Goal
Copy all lines below exactly as written. Leave pictures out.

****************

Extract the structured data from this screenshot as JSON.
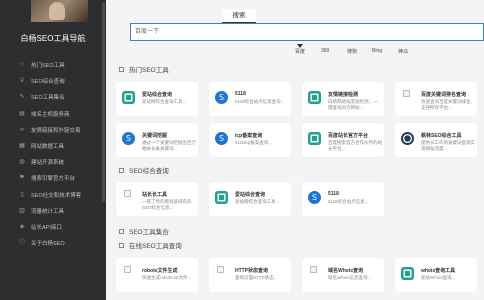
{
  "sidebar": {
    "title": "白杨SEO工具导航",
    "items": [
      {
        "label": "热门SEO工具",
        "icon": "star-icon"
      },
      {
        "label": "SEO综合查询",
        "icon": "search-icon"
      },
      {
        "label": "SEO工具集合",
        "icon": "wrench-icon"
      },
      {
        "label": "域名主机服务商",
        "icon": "server-icon"
      },
      {
        "label": "友情链接和外链交易",
        "icon": "link-icon"
      },
      {
        "label": "网站数据工具",
        "icon": "chart-icon"
      },
      {
        "label": "建站开源系统",
        "icon": "globe-icon"
      },
      {
        "label": "搜索引擎官方平台",
        "icon": "flag-icon"
      },
      {
        "label": "SEO社交和技术博客",
        "icon": "book-icon"
      },
      {
        "label": "流量统计工具",
        "icon": "bar-chart-icon"
      },
      {
        "label": "站长API接口",
        "icon": "api-icon"
      },
      {
        "label": "关于白杨SEO",
        "icon": "info-icon"
      }
    ]
  },
  "search": {
    "tab": "搜索",
    "placeholder": "百度一下",
    "engines": [
      "百度",
      "360",
      "搜狗",
      "Bing",
      "神马"
    ],
    "active_engine": "百度"
  },
  "sections": {
    "hot": {
      "title": "热门SEO工具"
    },
    "comprehensive": {
      "title": "SEO综合查询"
    },
    "toolset": {
      "title": "SEO工具集合"
    },
    "online": {
      "title": "在线SEO工具查询"
    }
  },
  "hot_cards": [
    {
      "name": "爱站综合查询",
      "desc": "爱站网综合查询工具...",
      "logo": "teal"
    },
    {
      "name": "5118",
      "desc": "5118综合站点信息查询...",
      "logo": "blue"
    },
    {
      "name": "友情链接检测",
      "desc": "白杨网站站友链检测,...一键查询对方网站...",
      "logo": "teal"
    },
    {
      "name": "百度关键词排名查询",
      "desc": "快速查询百度关键词排名,支持所有平台...",
      "logo": "broken"
    },
    {
      "name": "关键词挖掘",
      "desc": "通过一个关键词挖掘出百万相关长尾关键词...",
      "logo": "blue"
    },
    {
      "name": "icp备案查询",
      "desc": "5118icp备案查询...",
      "logo": "blue"
    },
    {
      "name": "百度站长官方平台",
      "desc": "百度搜索官方合作伙伴的站长平台...",
      "logo": "teal"
    },
    {
      "name": "枫林SEO综合工具",
      "desc": "提供从工作到关键词监测实现网站流量...",
      "logo": "navy"
    }
  ],
  "comprehensive_cards": [
    {
      "name": "站长长工具",
      "desc": "一目了然的看到该域名的SEO综合信息...",
      "logo": "broken"
    },
    {
      "name": "爱站综合查询",
      "desc": "爱站网综合查询工具...",
      "logo": "teal"
    },
    {
      "name": "5118",
      "desc": "5118综合站点信息...",
      "logo": "blue"
    }
  ],
  "online_cards": [
    {
      "name": "robots文件生成",
      "desc": "快速生成robots.txt文件...",
      "logo": "broken"
    },
    {
      "name": "HTTP状态查询",
      "desc": "查询页面HTTP状态...",
      "logo": "broken"
    },
    {
      "name": "域名Whois查询",
      "desc": "域名Whois信息查询...",
      "logo": "broken"
    },
    {
      "name": "whois查询工具",
      "desc": "爱站Whois查询...",
      "logo": "teal"
    }
  ],
  "colors": {
    "sidebar_bg": "#2c2e2f",
    "accent": "#3d7bd9",
    "teal": "#1aa38a",
    "blue": "#1f74d8"
  }
}
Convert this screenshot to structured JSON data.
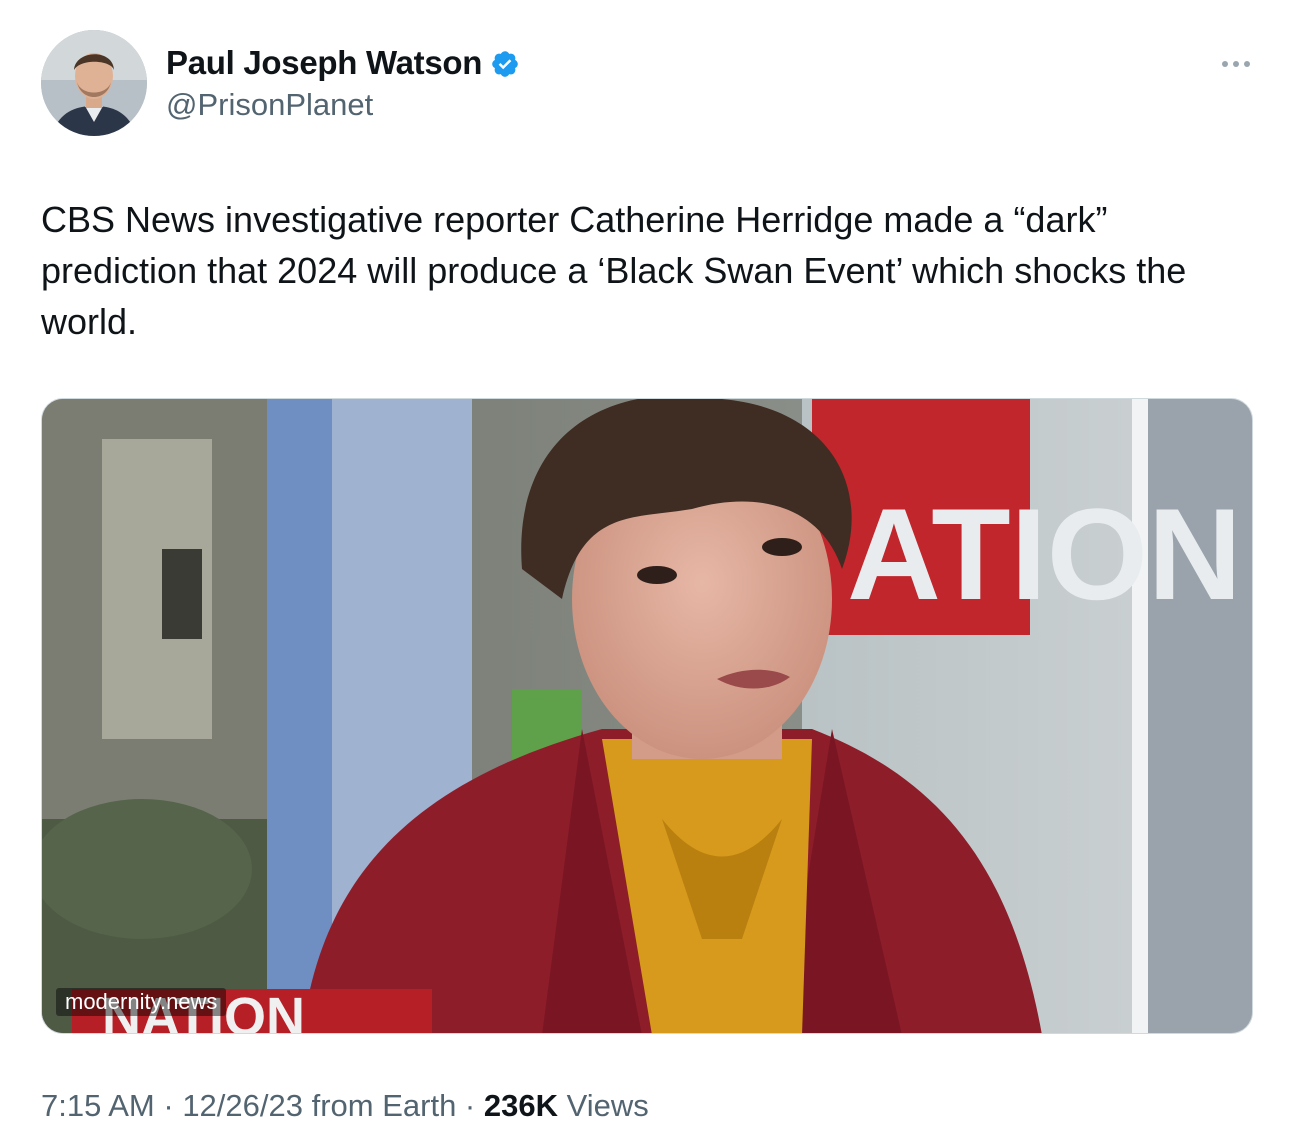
{
  "author": {
    "display_name": "Paul Joseph Watson",
    "handle": "@PrisonPlanet",
    "verified": true,
    "avatar_icon": "profile-photo",
    "verified_icon": "verified-badge-icon"
  },
  "menu": {
    "icon": "more-horizontal-icon"
  },
  "tweet": {
    "text": "CBS News investigative reporter Catherine Herridge made a “dark” prediction that 2024 will produce a ‘Black Swan Event’ which shocks the world."
  },
  "media": {
    "type": "video-still",
    "watermark": "modernity.news",
    "backdrop_text_top": "ATION",
    "backdrop_text_bottom": "NATION"
  },
  "meta": {
    "time": "7:15 AM",
    "separator_1": " · ",
    "date": "12/26/23",
    "source": " from Earth",
    "separator_2": " · ",
    "views_count": "236K",
    "views_label": " Views"
  },
  "colors": {
    "text_primary": "#0f1419",
    "text_secondary": "#536471",
    "verified_blue": "#1d9bf0",
    "jacket_red": "#8e1d2a",
    "blouse_mustard": "#d79a1c"
  }
}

****************

Solution below
Extract the structured data from this screenshot as JSON.
{
  "sidebar": {
    "title": "白杨SEO工具导航",
    "items": [
      {
        "label": "热门SEO工具",
        "icon": "star-icon"
      },
      {
        "label": "SEO综合查询",
        "icon": "search-icon"
      },
      {
        "label": "SEO工具集合",
        "icon": "wrench-icon"
      },
      {
        "label": "域名主机服务商",
        "icon": "server-icon"
      },
      {
        "label": "友情链接和外链交易",
        "icon": "link-icon"
      },
      {
        "label": "网站数据工具",
        "icon": "chart-icon"
      },
      {
        "label": "建站开源系统",
        "icon": "globe-icon"
      },
      {
        "label": "搜索引擎官方平台",
        "icon": "flag-icon"
      },
      {
        "label": "SEO社交和技术博客",
        "icon": "book-icon"
      },
      {
        "label": "流量统计工具",
        "icon": "bar-chart-icon"
      },
      {
        "label": "站长API接口",
        "icon": "api-icon"
      },
      {
        "label": "关于白杨SEO",
        "icon": "info-icon"
      }
    ]
  },
  "search": {
    "tab": "搜索",
    "placeholder": "百度一下",
    "engines": [
      "百度",
      "360",
      "搜狗",
      "Bing",
      "神马"
    ],
    "active_engine": "百度"
  },
  "sections": {
    "hot": {
      "title": "热门SEO工具"
    },
    "comprehensive": {
      "title": "SEO综合查询"
    },
    "toolset": {
      "title": "SEO工具集合"
    },
    "online": {
      "title": "在线SEO工具查询"
    }
  },
  "hot_cards": [
    {
      "name": "爱站综合查询",
      "desc": "爱站网综合查询工具...",
      "logo": "teal"
    },
    {
      "name": "5118",
      "desc": "5118综合站点信息查询...",
      "logo": "blue"
    },
    {
      "name": "友情链接检测",
      "desc": "白杨网站站友链检测,...一键查询对方网站...",
      "logo": "teal"
    },
    {
      "name": "百度关键词排名查询",
      "desc": "快速查询百度关键词排名,支持所有平台...",
      "logo": "broken"
    },
    {
      "name": "关键词挖掘",
      "desc": "通过一个关键词挖掘出百万相关长尾关键词...",
      "logo": "blue"
    },
    {
      "name": "icp备案查询",
      "desc": "5118icp备案查询...",
      "logo": "blue"
    },
    {
      "name": "百度站长官方平台",
      "desc": "百度搜索官方合作伙伴的站长平台...",
      "logo": "teal"
    },
    {
      "name": "枫林SEO综合工具",
      "desc": "提供从工作到关键词监测实现网站流量...",
      "logo": "navy"
    }
  ],
  "comprehensive_cards": [
    {
      "name": "站长长工具",
      "desc": "一目了然的看到该域名的SEO综合信息...",
      "logo": "broken"
    },
    {
      "name": "爱站综合查询",
      "desc": "爱站网综合查询工具...",
      "logo": "teal"
    },
    {
      "name": "5118",
      "desc": "5118综合站点信息...",
      "logo": "blue"
    }
  ],
  "online_cards": [
    {
      "name": "robots文件生成",
      "desc": "快速生成robots.txt文件...",
      "logo": "broken"
    },
    {
      "name": "HTTP状态查询",
      "desc": "查询页面HTTP状态...",
      "logo": "broken"
    },
    {
      "name": "域名Whois查询",
      "desc": "域名Whois信息查询...",
      "logo": "broken"
    },
    {
      "name": "whois查询工具",
      "desc": "爱站Whois查询...",
      "logo": "teal"
    }
  ],
  "colors": {
    "sidebar_bg": "#2c2e2f",
    "accent": "#3d7bd9",
    "teal": "#1aa38a",
    "blue": "#1f74d8"
  }
}
Convert this screenshot to structured JSON data.
{
  "author": {
    "display_name": "Paul Joseph Watson",
    "handle": "@PrisonPlanet",
    "verified": true,
    "avatar_icon": "profile-photo",
    "verified_icon": "verified-badge-icon"
  },
  "menu": {
    "icon": "more-horizontal-icon"
  },
  "tweet": {
    "text": "CBS News investigative reporter Catherine Herridge made a “dark” prediction that 2024 will produce a ‘Black Swan Event’ which shocks the world."
  },
  "media": {
    "type": "video-still",
    "watermark": "modernity.news",
    "backdrop_text_top": "ATION",
    "backdrop_text_bottom": "NATION"
  },
  "meta": {
    "time": "7:15 AM",
    "separator_1": " · ",
    "date": "12/26/23",
    "source": " from Earth",
    "separator_2": " · ",
    "views_count": "236K",
    "views_label": " Views"
  },
  "colors": {
    "text_primary": "#0f1419",
    "text_secondary": "#536471",
    "verified_blue": "#1d9bf0",
    "jacket_red": "#8e1d2a",
    "blouse_mustard": "#d79a1c"
  }
}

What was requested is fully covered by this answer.